(Records contained in a dataset)
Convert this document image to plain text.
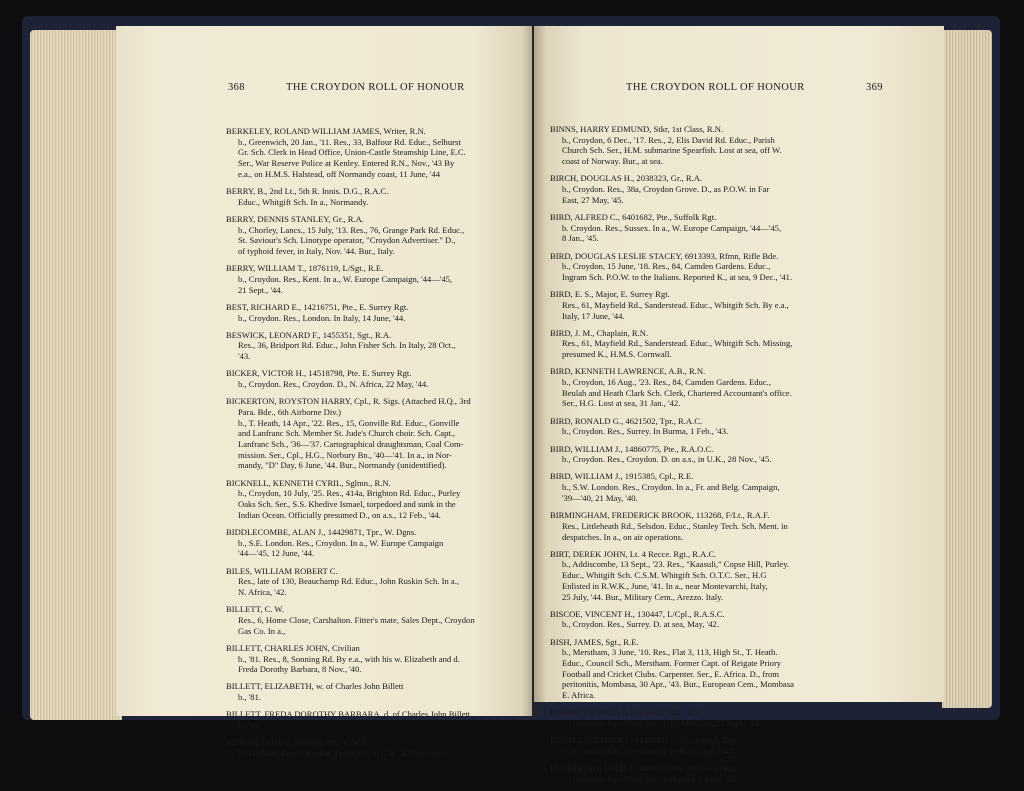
368	THE CROYDON ROLL OF HONOUR
BERKELEY, ROLAND WILLIAM JAMES, Writer, R.N.
b., Greenwich, 20 Jan., '11. Res., 33, Balfour Rd. Educ., Selhurst
Gr. Sch. Clerk in Head Office, Union-Castle Steamship Line, E.C.
Ser., War Reserve Police at Kenley. Entered R.N., Nov., '43 By
e.a., on H.M.S. Halstead, off Normandy coast, 11 June, '44
BERRY, B., 2nd Lt., 5th R. Innis. D.G., R.A.C.
Educ., Whitgift Sch. In a., Normandy.
BERRY, DENNIS STANLEY, Gr., R.A.
b., Chorley, Lancs., 15 July, '13. Res., 76, Grange Park Rd. Educ.,
St. Saviour's Sch. Linotype operator, "Croydon Advertiser." D.,
of typhoid fever, in Italy, Nov. '44. Bur., Italy.
BERRY, WILLIAM T., 1876119, L/Sgt., R.E.
b., Croydon. Res., Kent. In a., W. Europe Campaign, '44—'45,
21 Sept., '44.
BEST, RICHARD E., 14216751, Pte., E. Surrey Rgt.
b., Croydon. Res., London. In Italy, 14 June, '44.
BESWICK, LEONARD F., 1455351, Sgt., R.A.
Res., 36, Bridport Rd. Educ., John Fisher Sch. In Italy, 28 Oct.,
'43.
BICKER, VICTOR H., 14518798, Pte. E. Surrey Rgt.
b., Croydon. Res., Croydon. D., N. Africa, 22 May, '44.
BICKERTON, ROYSTON HARRY, Cpl., R. Sigs. (Attached H.Q., 3rd
Para. Bde., 6th Airborne Div.)
b., T. Heath, 14 Apr., '22. Res., 15, Gonville Rd. Educ., Gonville
and Lanfranc Sch. Member St. Jude's Church choir. Sch. Capt.,
Lanfranc Sch., '36—'37. Cartographical draughtsman, Coal Com-
mission. Ser., Cpl., H.G., Norbury Bn., '40—'41. In a., in Nor-
mandy, "D" Day, 6 June, '44. Bur., Normandy (unidentified).
BICKNELL, KENNETH CYRIL, Sglmn., R.N.
b., Croydon, 10 July, '25. Res., 414a, Brighton Rd. Educ., Purley
Oaks Sch. Ser., S.S. Khedive Ismael, torpedoed and sunk in the
Indian Ocean. Officially presumed D., on a.s., 12 Feb., '44.
BIDDLECOMBE, ALAN J., 14429871, Tpr., W. Dgns.
b., S.E. London. Res., Croydon. In a., W. Europe Campaign
'44—'45, 12 June, '44.
BILES, WILLIAM ROBERT C.
Res., late of 130, Beauchamp Rd. Educ., John Ruskin Sch. In a.,
N. Africa, '42.
BILLETT, C. W.
Res., 6, Home Close, Carshalton. Fitter's mate, Sales Dept., Croydon
Gas Co. In a.,
BILLETT, CHARLES JOHN, Civilian
b., '81. Res., 8, Sonning Rd. By e.a., with his w. Elizabeth and d.
Freda Dorothy Barbara, 8 Nov., '40.
BILLETT, ELIZABETH, w. of Charles John Billett
b., '81.
BILLETT, FREDA DOROTHY BARBARA, d. of Charles John Billett
b., '19.
BILTON, JAMES, 7686575, Pte., C.M.P.
b., Durham. Res., Croydon. D. on a.s., in U.K., 12 June, '40.
THE CROYDON ROLL OF HONOUR	369
BINNS, HARRY EDMUND, Stkr, 1st Class, R.N.
b., Croydon, 6 Dec., '17. Res., 2, Elis David Rd. Educ., Parish
Church Sch. Ser., H.M. submarine Spearfish. Lost at sea, off W.
coast of Norway. Bur., at sea.
BIRCH, DOUGLAS H., 2038323, Gr., R.A.
b., Croydon. Res., 38a, Croydon Grove. D., as P.O.W. in Far
East, 27 May, '45.
BIRD, ALFRED C., 6401682, Pte., Suffolk Rgt.
b. Croydon. Res., Sussex. In a., W. Europe Campaign, '44—'45,
8 Jan., '45.
BIRD, DOUGLAS LESLIE STACEY, 6913393, Rfmn, Rifle Bde.
b., Croydon, 15 June, '18. Res., 84, Camden Gardens. Educ.,
Ingram Sch. P.O.W. to the Italians. Reported K., at sea, 9 Dec., '41.
BIRD, E. S., Major, E. Surrey Rgt.
Res., 61, Mayfield Rd., Sanderstead. Educ., Whitgift Sch. By e.a.,
Italy, 17 June, '44.
BIRD, J. M., Chaplain, R.N.
Res., 61, Mayfield Rd., Sanderstead. Educ., Whitgift Sch. Missing,
presumed K., H.M.S. Cornwall.
BIRD, KENNETH LAWRENCE, A.B., R.N.
b., Croydon, 16 Aug., '23. Res., 84, Camden Gardens. Educ.,
Beulah and Heath Clark Sch. Clerk, Chartered Accountant's office.
Ser., H.G. Lost at sea, 31 Jan., '42.
BIRD, RONALD G., 4621502, Tpr., R.A.C.
b., Croydon. Res., Surrey. In Burma, 1 Feb., '43.
BIRD, WILLIAM J., 14860775, Pte., R.A.O.C.
b., Croydon. Res., Croydon. D. on a.s., in U.K., 28 Nov., '45.
BIRD, WILLIAM J., 1915385, Cpl., R.E.
b., S.W. London. Res., Croydon. In a., Fr. and Belg. Campaign,
'39—'40, 21 May, '40.
BIRMINGHAM, FREDERICK BROOK, 113268, F/Lt., R.A.F.
Res., Littleheath Rd., Selsdon. Educ., Stanley Tech. Sch. Ment. in
despatches. In a., on air operations.
BIRT, DEREK JOHN, Lt. 4 Recce. Rgt., R.A.C.
b., Addiscombe, 13 Sept., '23. Res., "Kaasuli," Copse Hill, Purley.
Educ., Whitgift Sch. C.S.M. Whitgift Sch. O.T.C. Ser., H.G
Enlisted in R.W.K., June, '41. In a., near Montevarchi, Italy,
25 July, '44. Bur., Military Cem., Arezzo. Italy.
BISCOE, VINCENT H., 130447, L/Cpl., R.A.S.C.
b., Croydon. Res., Surrey. D. at sea, May, '42.
BISH, JAMES, Sgt., R.E.
b., Merstham, 3 June, '10. Res., Flat 3, 113, High St., T. Heath.
Educ., Council Sch., Merstham. Former Capt. of Reigate Priory
Football and Cricket Clubs. Carpenter. Ser., E. Africa. D., from
peritonitis, Mombasa, 30 Apr., '43. Bur., European Cem., Mombasa
E. Africa.
BISHOP, FRANCIS A., 1116451, Bdr., R.A.
b., Croydon. Res., Croydon. In Middle East, 25 Sept., '43.
BISSELL, ARTHUR F., 6147851, L/Sgt., Suffolk Rgt.
b., Croydon. Res., Croydon. In India, 12 Feb., '44.
BLABER, WILFRED J., 4809788, Pte., W. Yorks Rgt.
b., Croydon. Res., Croydon. In Burma, 3 June, '44.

Exercise » Repeat each entry exactly. Pictures do not belong in the copy.

Result of the task »
Convert this document image to plain text.
368	THE CROYDON ROLL OF HONOUR
BERKELEY, ROLAND WILLIAM JAMES, Writer, R.N.
b., Greenwich, 20 Jan., '11. Res., 33, Balfour Rd. Educ., Selhurst
Gr. Sch. Clerk in Head Office, Union-Castle Steamship Line, E.C.
Ser., War Reserve Police at Kenley. Entered R.N., Nov., '43 By
e.a., on H.M.S. Halstead, off Normandy coast, 11 June, '44
BERRY, B., 2nd Lt., 5th R. Innis. D.G., R.A.C.
Educ., Whitgift Sch. In a., Normandy.
BERRY, DENNIS STANLEY, Gr., R.A.
b., Chorley, Lancs., 15 July, '13. Res., 76, Grange Park Rd. Educ.,
St. Saviour's Sch. Linotype operator, "Croydon Advertiser." D.,
of typhoid fever, in Italy, Nov. '44. Bur., Italy.
BERRY, WILLIAM T., 1876119, L/Sgt., R.E.
b., Croydon. Res., Kent. In a., W. Europe Campaign, '44—'45,
21 Sept., '44.
BEST, RICHARD E., 14216751, Pte., E. Surrey Rgt.
b., Croydon. Res., London. In Italy, 14 June, '44.
BESWICK, LEONARD F., 1455351, Sgt., R.A.
Res., 36, Bridport Rd. Educ., John Fisher Sch. In Italy, 28 Oct.,
'43.
BICKER, VICTOR H., 14518798, Pte. E. Surrey Rgt.
b., Croydon. Res., Croydon. D., N. Africa, 22 May, '44.
BICKERTON, ROYSTON HARRY, Cpl., R. Sigs. (Attached H.Q., 3rd
Para. Bde., 6th Airborne Div.)
b., T. Heath, 14 Apr., '22. Res., 15, Gonville Rd. Educ., Gonville
and Lanfranc Sch. Member St. Jude's Church choir. Sch. Capt.,
Lanfranc Sch., '36—'37. Cartographical draughtsman, Coal Com-
mission. Ser., Cpl., H.G., Norbury Bn., '40—'41. In a., in Nor-
mandy, "D" Day, 6 June, '44. Bur., Normandy (unidentified).
BICKNELL, KENNETH CYRIL, Sglmn., R.N.
b., Croydon, 10 July, '25. Res., 414a, Brighton Rd. Educ., Purley
Oaks Sch. Ser., S.S. Khedive Ismael, torpedoed and sunk in the
Indian Ocean. Officially presumed D., on a.s., 12 Feb., '44.
BIDDLECOMBE, ALAN J., 14429871, Tpr., W. Dgns.
b., S.E. London. Res., Croydon. In a., W. Europe Campaign
'44—'45, 12 June, '44.
BILES, WILLIAM ROBERT C.
Res., late of 130, Beauchamp Rd. Educ., John Ruskin Sch. In a.,
N. Africa, '42.
BILLETT, C. W.
Res., 6, Home Close, Carshalton. Fitter's mate, Sales Dept., Croydon
Gas Co. In a.,
BILLETT, CHARLES JOHN, Civilian
b., '81. Res., 8, Sonning Rd. By e.a., with his w. Elizabeth and d.
Freda Dorothy Barbara, 8 Nov., '40.
BILLETT, ELIZABETH, w. of Charles John Billett
b., '81.
BILLETT, FREDA DOROTHY BARBARA, d. of Charles John Billett
b., '19.
BILTON, JAMES, 7686575, Pte., C.M.P.
b., Durham. Res., Croydon. D. on a.s., in U.K., 12 June, '40.
THE CROYDON ROLL OF HONOUR	369
BINNS, HARRY EDMUND, Stkr, 1st Class, R.N.
b., Croydon, 6 Dec., '17. Res., 2, Elis David Rd. Educ., Parish
Church Sch. Ser., H.M. submarine Spearfish. Lost at sea, off W.
coast of Norway. Bur., at sea.
BIRCH, DOUGLAS H., 2038323, Gr., R.A.
b., Croydon. Res., 38a, Croydon Grove. D., as P.O.W. in Far
East, 27 May, '45.
BIRD, ALFRED C., 6401682, Pte., Suffolk Rgt.
b. Croydon. Res., Sussex. In a., W. Europe Campaign, '44—'45,
8 Jan., '45.
BIRD, DOUGLAS LESLIE STACEY, 6913393, Rfmn, Rifle Bde.
b., Croydon, 15 June, '18. Res., 84, Camden Gardens. Educ.,
Ingram Sch. P.O.W. to the Italians. Reported K., at sea, 9 Dec., '41.
BIRD, E. S., Major, E. Surrey Rgt.
Res., 61, Mayfield Rd., Sanderstead. Educ., Whitgift Sch. By e.a.,
Italy, 17 June, '44.
BIRD, J. M., Chaplain, R.N.
Res., 61, Mayfield Rd., Sanderstead. Educ., Whitgift Sch. Missing,
presumed K., H.M.S. Cornwall.
BIRD, KENNETH LAWRENCE, A.B., R.N.
b., Croydon, 16 Aug., '23. Res., 84, Camden Gardens. Educ.,
Beulah and Heath Clark Sch. Clerk, Chartered Accountant's office.
Ser., H.G. Lost at sea, 31 Jan., '42.
BIRD, RONALD G., 4621502, Tpr., R.A.C.
b., Croydon. Res., Surrey. In Burma, 1 Feb., '43.
BIRD, WILLIAM J., 14860775, Pte., R.A.O.C.
b., Croydon. Res., Croydon. D. on a.s., in U.K., 28 Nov., '45.
BIRD, WILLIAM J., 1915385, Cpl., R.E.
b., S.W. London. Res., Croydon. In a., Fr. and Belg. Campaign,
'39—'40, 21 May, '40.
BIRMINGHAM, FREDERICK BROOK, 113268, F/Lt., R.A.F.
Res., Littleheath Rd., Selsdon. Educ., Stanley Tech. Sch. Ment. in
despatches. In a., on air operations.
BIRT, DEREK JOHN, Lt. 4 Recce. Rgt., R.A.C.
b., Addiscombe, 13 Sept., '23. Res., "Kaasuli," Copse Hill, Purley.
Educ., Whitgift Sch. C.S.M. Whitgift Sch. O.T.C. Ser., H.G
Enlisted in R.W.K., June, '41. In a., near Montevarchi, Italy,
25 July, '44. Bur., Military Cem., Arezzo. Italy.
BISCOE, VINCENT H., 130447, L/Cpl., R.A.S.C.
b., Croydon. Res., Surrey. D. at sea, May, '42.
BISH, JAMES, Sgt., R.E.
b., Merstham, 3 June, '10. Res., Flat 3, 113, High St., T. Heath.
Educ., Council Sch., Merstham. Former Capt. of Reigate Priory
Football and Cricket Clubs. Carpenter. Ser., E. Africa. D., from
peritonitis, Mombasa, 30 Apr., '43. Bur., European Cem., Mombasa
E. Africa.
BISHOP, FRANCIS A., 1116451, Bdr., R.A.
b., Croydon. Res., Croydon. In Middle East, 25 Sept., '43.
BISSELL, ARTHUR F., 6147851, L/Sgt., Suffolk Rgt.
b., Croydon. Res., Croydon. In India, 12 Feb., '44.
BLABER, WILFRED J., 4809788, Pte., W. Yorks Rgt.
b., Croydon. Res., Croydon. In Burma, 3 June, '44.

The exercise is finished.